Stored entries
***

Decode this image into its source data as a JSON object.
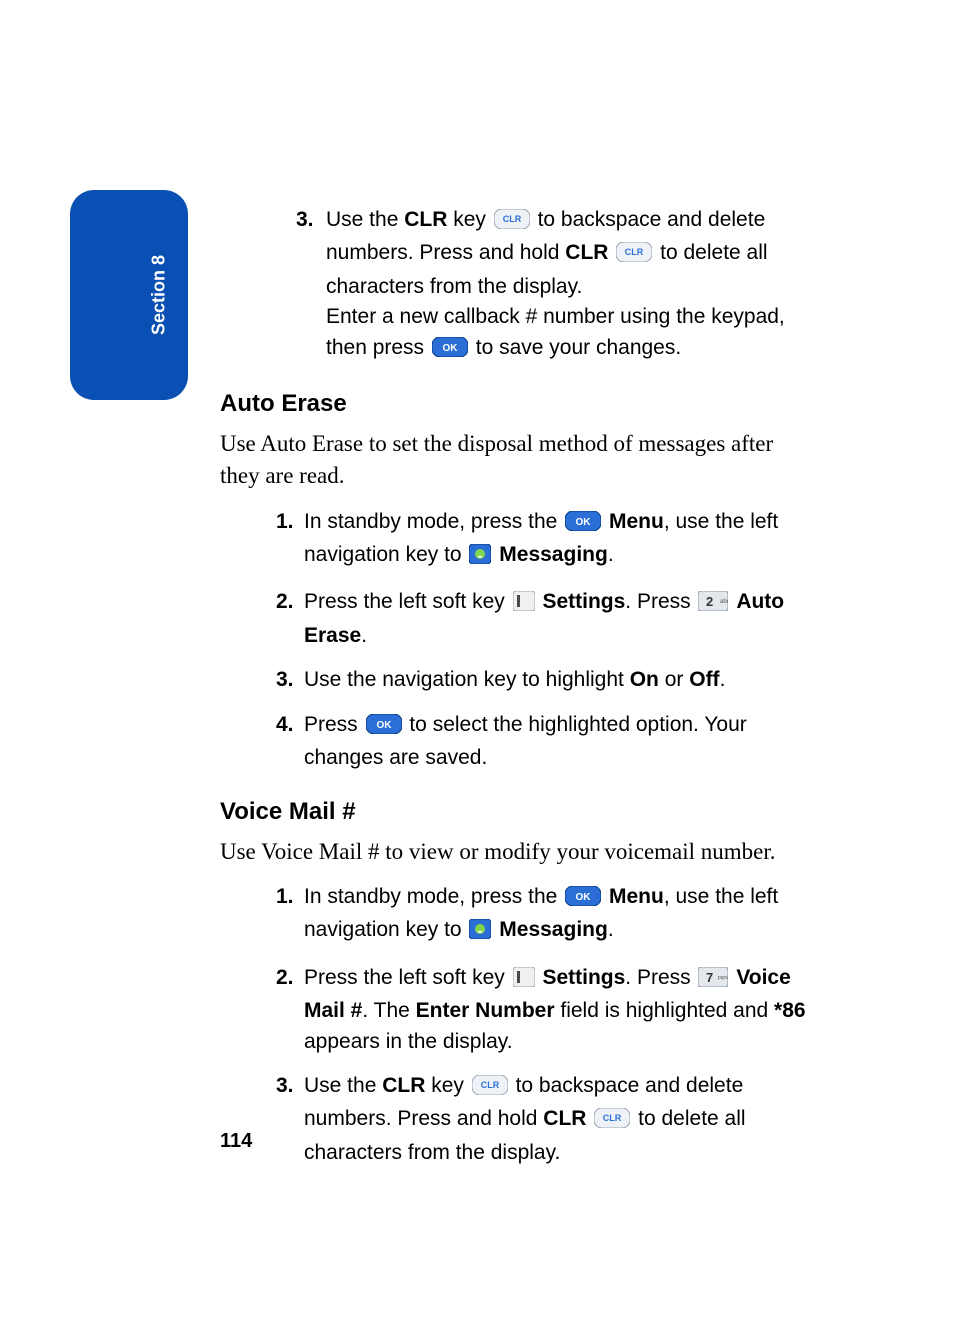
{
  "section_tab": "Section 8",
  "page_number": "114",
  "top_list": {
    "item3_num": "3.",
    "item3_a": "Use the ",
    "item3_clr1": "CLR",
    "item3_b": " key ",
    "item3_c": " to backspace and delete numbers. Press and hold ",
    "item3_clr2": "CLR",
    "item3_d": " ",
    "item3_e": " to delete all characters from the display.",
    "item3_f": "Enter a new callback # number using the keypad, then press ",
    "item3_g": " to save your changes."
  },
  "auto_erase": {
    "heading": "Auto Erase",
    "intro": "Use Auto Erase to set the disposal method of messages after they are read.",
    "steps": {
      "s1_num": "1.",
      "s1_a": "In standby mode, press the ",
      "s1_menu": "Menu",
      "s1_b": ", use the left navigation key to ",
      "s1_msg": "Messaging",
      "s1_c": ".",
      "s2_num": "2.",
      "s2_a": "Press the left soft key ",
      "s2_settings": "Settings",
      "s2_b": ". Press ",
      "s2_auto": "Auto Erase",
      "s2_c": ".",
      "s3_num": "3.",
      "s3_a": "Use the navigation key to highlight ",
      "s3_on": "On",
      "s3_b": " or ",
      "s3_off": "Off",
      "s3_c": ".",
      "s4_num": "4.",
      "s4_a": "Press ",
      "s4_b": " to select the highlighted option. Your changes are saved."
    }
  },
  "voice_mail": {
    "heading": "Voice Mail #",
    "intro": "Use Voice Mail # to view or modify your voicemail number.",
    "steps": {
      "s1_num": "1.",
      "s1_a": "In standby mode, press the ",
      "s1_menu": "Menu",
      "s1_b": ", use the left navigation key to ",
      "s1_msg": "Messaging",
      "s1_c": ".",
      "s2_num": "2.",
      "s2_a": "Press the left soft key ",
      "s2_settings": "Settings",
      "s2_b": ". Press ",
      "s2_vm": "Voice Mail #",
      "s2_c": ". The ",
      "s2_enter": "Enter Number",
      "s2_d": " field is highlighted and ",
      "s2_star86": "*86",
      "s2_e": " appears in the display.",
      "s3_num": "3.",
      "s3_a": "Use the ",
      "s3_clr1": "CLR",
      "s3_b": " key ",
      "s3_c": " to backspace and delete numbers. Press and hold ",
      "s3_clr2": "CLR",
      "s3_d": " ",
      "s3_e": " to delete all characters from the display."
    }
  }
}
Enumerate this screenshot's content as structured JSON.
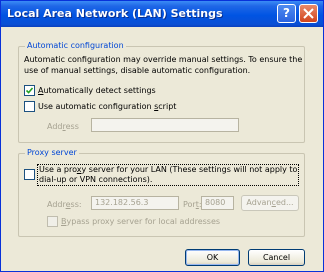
{
  "window": {
    "title": "Local Area Network (LAN) Settings"
  },
  "titlebar_buttons": {
    "help": "?"
  },
  "auto_config": {
    "legend": "Automatic configuration",
    "description_line1": "Automatic configuration may override manual settings.  To ensure the",
    "description_line2": "use of manual settings, disable automatic configuration.",
    "detect": {
      "label": "Automatically detect settings",
      "checked": true
    },
    "script": {
      "label": "Use automatic configuration script",
      "checked": false
    },
    "address_label": "Address",
    "address_value": ""
  },
  "proxy": {
    "legend": "Proxy server",
    "use_proxy_line1": "Use a proxy server for your LAN (These settings will not apply to",
    "use_proxy_line2": "dial-up or VPN connections).",
    "use_proxy_checked": false,
    "address_label": "Address:",
    "address_value": "132.182.56.3",
    "port_label": "Port:",
    "port_value": "8080",
    "advanced_label": "Advanced...",
    "bypass_label": "Bypass proxy server for local addresses",
    "bypass_checked": false
  },
  "footer": {
    "ok_label": "OK",
    "cancel_label": "Cancel"
  },
  "colors": {
    "title_bar": "#0054e3",
    "legend_text": "#0046d5",
    "dialog_bg": "#ece9d8"
  }
}
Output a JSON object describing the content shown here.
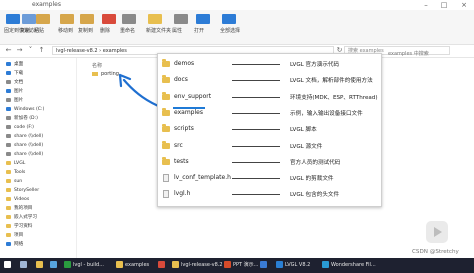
{
  "window": {
    "title": "examples"
  },
  "ribbon": {
    "items": [
      {
        "label": "固定到快速访问",
        "color": "#2d7cd6"
      },
      {
        "label": "复制",
        "color": "#6b9bd8"
      },
      {
        "label": "粘贴",
        "color": "#d6a64b"
      },
      {
        "label": "移动到",
        "color": "#d6a64b"
      },
      {
        "label": "复制到",
        "color": "#d6a64b"
      },
      {
        "label": "删除",
        "color": "#d94a3b"
      },
      {
        "label": "重命名",
        "color": "#8a8a8a"
      },
      {
        "label": "新建文件夹",
        "color": "#e8bf4f"
      },
      {
        "label": "属性",
        "color": "#8a8a8a"
      },
      {
        "label": "打开",
        "color": "#2d7cd6"
      },
      {
        "label": "全部选择",
        "color": "#2d7cd6"
      }
    ]
  },
  "address": {
    "path": "lvgl-release-v8.2 › examples",
    "search_placeholder": "搜索 examples"
  },
  "sidebar": {
    "items": [
      {
        "label": "桌面",
        "color": "#2d7cd6"
      },
      {
        "label": "下载",
        "color": "#2d7cd6"
      },
      {
        "label": "文档",
        "color": "#8a8a8a"
      },
      {
        "label": "图片",
        "color": "#2d7cd6"
      },
      {
        "label": "图片",
        "color": "#8a8a8a"
      },
      {
        "label": "Windows (C:)",
        "color": "#2d7cd6"
      },
      {
        "label": "新加卷 (D:)",
        "color": "#8a8a8a"
      },
      {
        "label": "code (F:)",
        "color": "#8a8a8a"
      },
      {
        "label": "share (\\\\dell)",
        "color": "#8a8a8a"
      },
      {
        "label": "share (\\\\dell)",
        "color": "#8a8a8a"
      },
      {
        "label": "share (\\\\dell)",
        "color": "#8a8a8a"
      },
      {
        "label": "LVGL",
        "color": "#e8bf4f"
      },
      {
        "label": "Tools",
        "color": "#e8bf4f"
      },
      {
        "label": "sun",
        "color": "#e8bf4f"
      },
      {
        "label": "StorySeller",
        "color": "#e8bf4f"
      },
      {
        "label": "Videos",
        "color": "#e8bf4f"
      },
      {
        "label": "我的项目",
        "color": "#e8bf4f"
      },
      {
        "label": "嵌入式学习",
        "color": "#e8bf4f"
      },
      {
        "label": "学习资料",
        "color": "#e8bf4f"
      },
      {
        "label": "项目",
        "color": "#e8bf4f"
      },
      {
        "label": "网络",
        "color": "#2d7cd6"
      }
    ]
  },
  "main": {
    "column_header": "名称",
    "item": "porting"
  },
  "right_header": "examples 中搜索",
  "popup": {
    "rows": [
      {
        "name": "demos",
        "desc": "LVGL 官方演示代码",
        "type": "folder"
      },
      {
        "name": "docs",
        "desc": "LVGL 文档，解析部件的使用方法",
        "type": "folder"
      },
      {
        "name": "env_support",
        "desc": "环境支持(MDK、ESP、RTThread)",
        "type": "folder"
      },
      {
        "name": "examples",
        "desc": "示例，输入输出设备接口文件",
        "type": "folder"
      },
      {
        "name": "scripts",
        "desc": "LVGL 脚本",
        "type": "folder"
      },
      {
        "name": "src",
        "desc": "LVGL 源文件",
        "type": "folder"
      },
      {
        "name": "tests",
        "desc": "官方人员的测试代码",
        "type": "folder"
      },
      {
        "name": "lv_conf_template.h",
        "desc": "LVGL 的剪裁文件",
        "type": "file"
      },
      {
        "name": "lvgl.h",
        "desc": "LVGL 包含的头文件",
        "type": "file"
      }
    ]
  },
  "taskbar": {
    "items": [
      {
        "label": "",
        "color": "#ffffff"
      },
      {
        "label": "",
        "color": "#9fb5d6"
      },
      {
        "label": "",
        "color": "#e8bf4f"
      },
      {
        "label": "",
        "color": "#58a5e0"
      },
      {
        "label": "lvgl - build...",
        "color": "#2a9d3f"
      },
      {
        "label": "examples",
        "color": "#e8bf4f"
      },
      {
        "label": "",
        "color": "#d94a3b"
      },
      {
        "label": "lvgl-release-v8.2",
        "color": "#e8bf4f"
      },
      {
        "label": "PPT 演示...",
        "color": "#d64b2a"
      },
      {
        "label": "",
        "color": "#3a7bd5"
      },
      {
        "label": "LVGL V8.2",
        "color": "#2a7fd4"
      },
      {
        "label": "Wondershare Fil...",
        "color": "#2a9bd4"
      }
    ]
  },
  "watermark": "CSDN @Stretchy",
  "colors": {
    "accent": "#1f7ad6",
    "folder": "#e8bf4f",
    "taskbar": "#1e2130"
  }
}
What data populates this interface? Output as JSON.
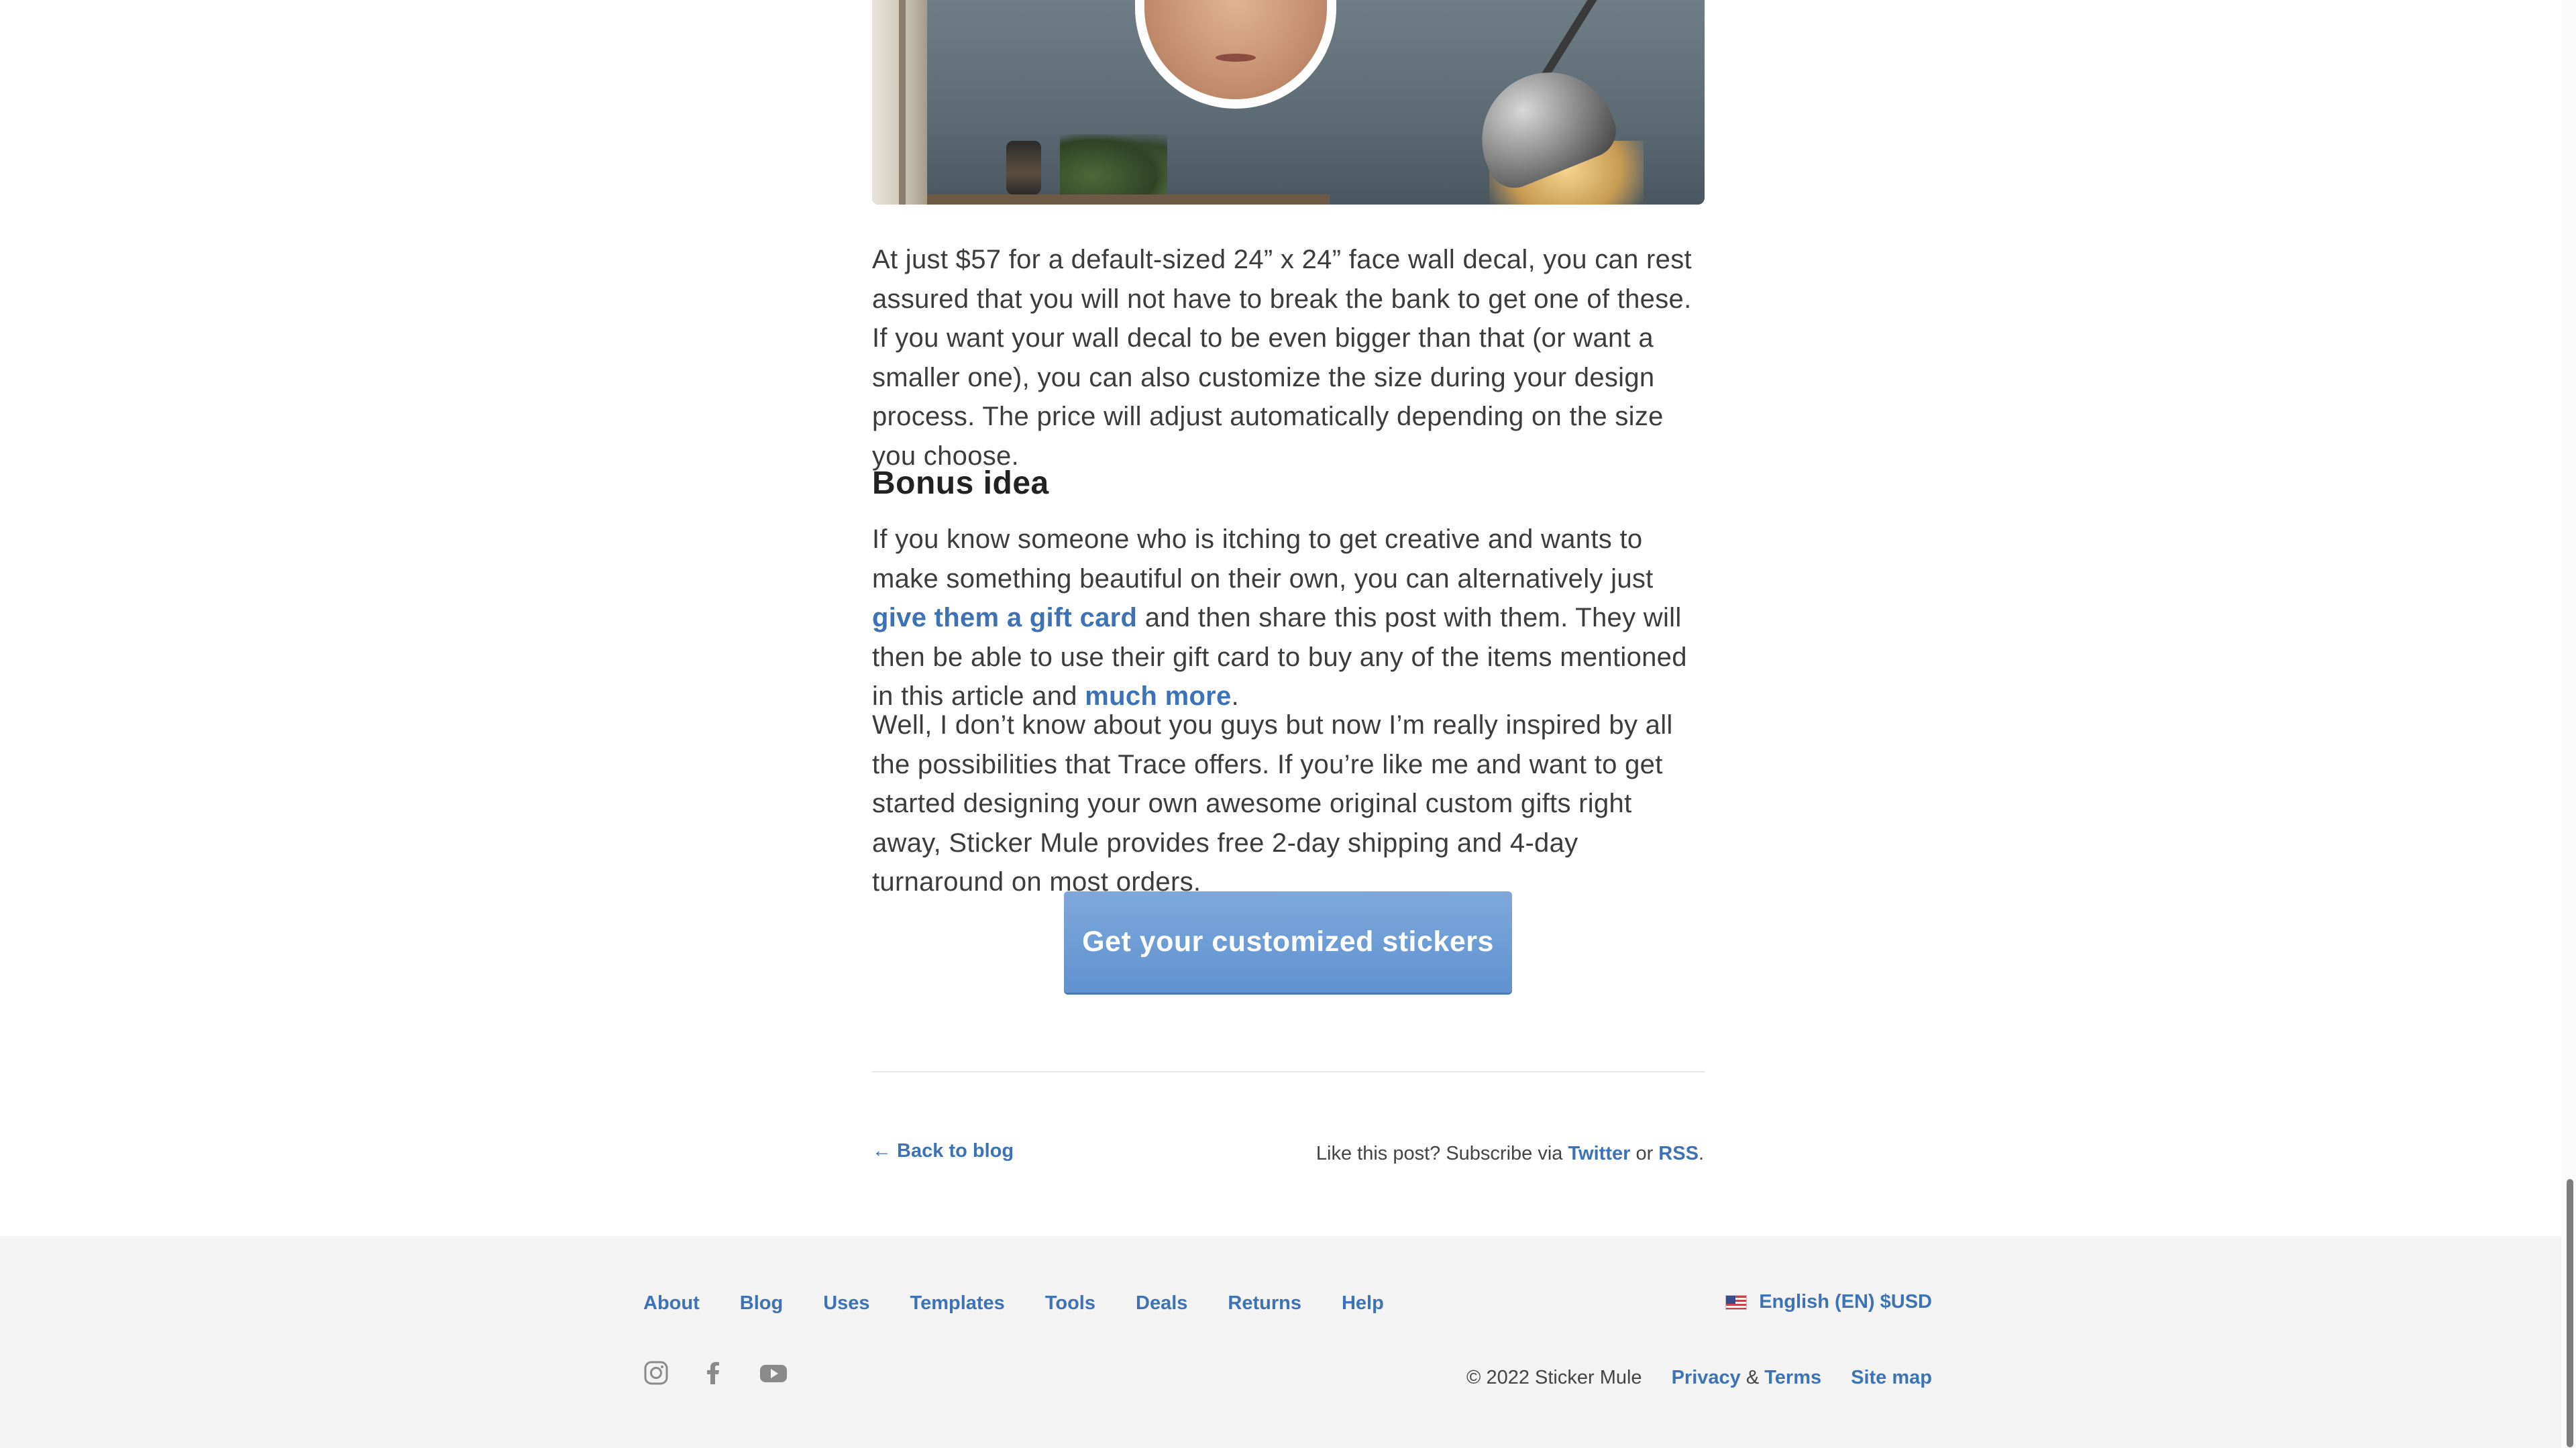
{
  "article": {
    "paragraph1": "At just $57 for a default-sized 24” x 24” face wall decal, you can rest assured that you will not have to break the bank to get one of these. If you want your wall decal to be even bigger than that (or want a smaller one), you can also customize the size during your design process. The price will adjust automatically depending on the size you choose.",
    "heading_bonus": "Bonus idea",
    "paragraph2_part1": "If you know someone who is itching to get creative and wants to make something beautiful on their own, you can alternatively just ",
    "paragraph2_link1": "give them a gift card",
    "paragraph2_part2": " and then share this post with them. They will then be able to use their gift card to buy any of the items mentioned in this article and ",
    "paragraph2_link2": "much more",
    "paragraph2_part3": ".",
    "paragraph3": "Well, I don’t know about you guys but now I’m really inspired by all the possibilities that Trace offers. If you’re like me and want to get started designing your own awesome original custom gifts right away, Sticker Mule provides free 2-day shipping and 4-day turnaround on most orders.",
    "cta_label": "Get your customized stickers"
  },
  "post_footer": {
    "back_link": "← Back to blog",
    "subscribe_text": "Like this post? Subscribe via ",
    "twitter": "Twitter",
    "or": " or ",
    "rss": "RSS",
    "period": "."
  },
  "footer": {
    "nav": [
      "About",
      "Blog",
      "Uses",
      "Templates",
      "Tools",
      "Deals",
      "Returns",
      "Help"
    ],
    "language": "English (EN) $USD",
    "copyright": "© 2022 Sticker Mule",
    "privacy": "Privacy",
    "amp": " & ",
    "terms": "Terms",
    "sitemap": "Site map",
    "social_icons": [
      "instagram-icon",
      "facebook-icon",
      "youtube-icon"
    ]
  },
  "colors": {
    "link": "#3d73b6",
    "cta_background": "#6b9ad3",
    "footer_background": "#f3f3f3"
  }
}
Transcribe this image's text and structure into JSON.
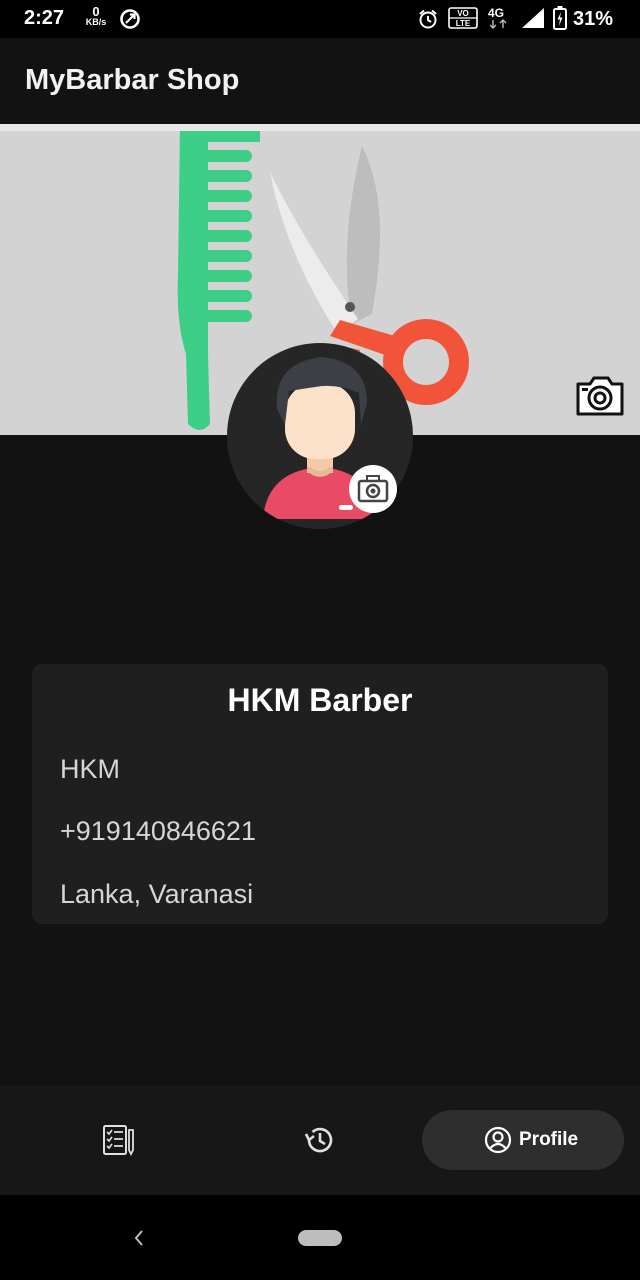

***

* Exercise task:
Look over the listing. Pull out every line with the string "delete" in it.

* Completed task:
    "item3_c": " to backspace and delete numbers. Press and hold ",
    "item3_e": " to delete all characters from the display.",
      "s3_c": " to backspace and delete numbers. Press and hold ",
      "s3_e": " to delete all characters from the display."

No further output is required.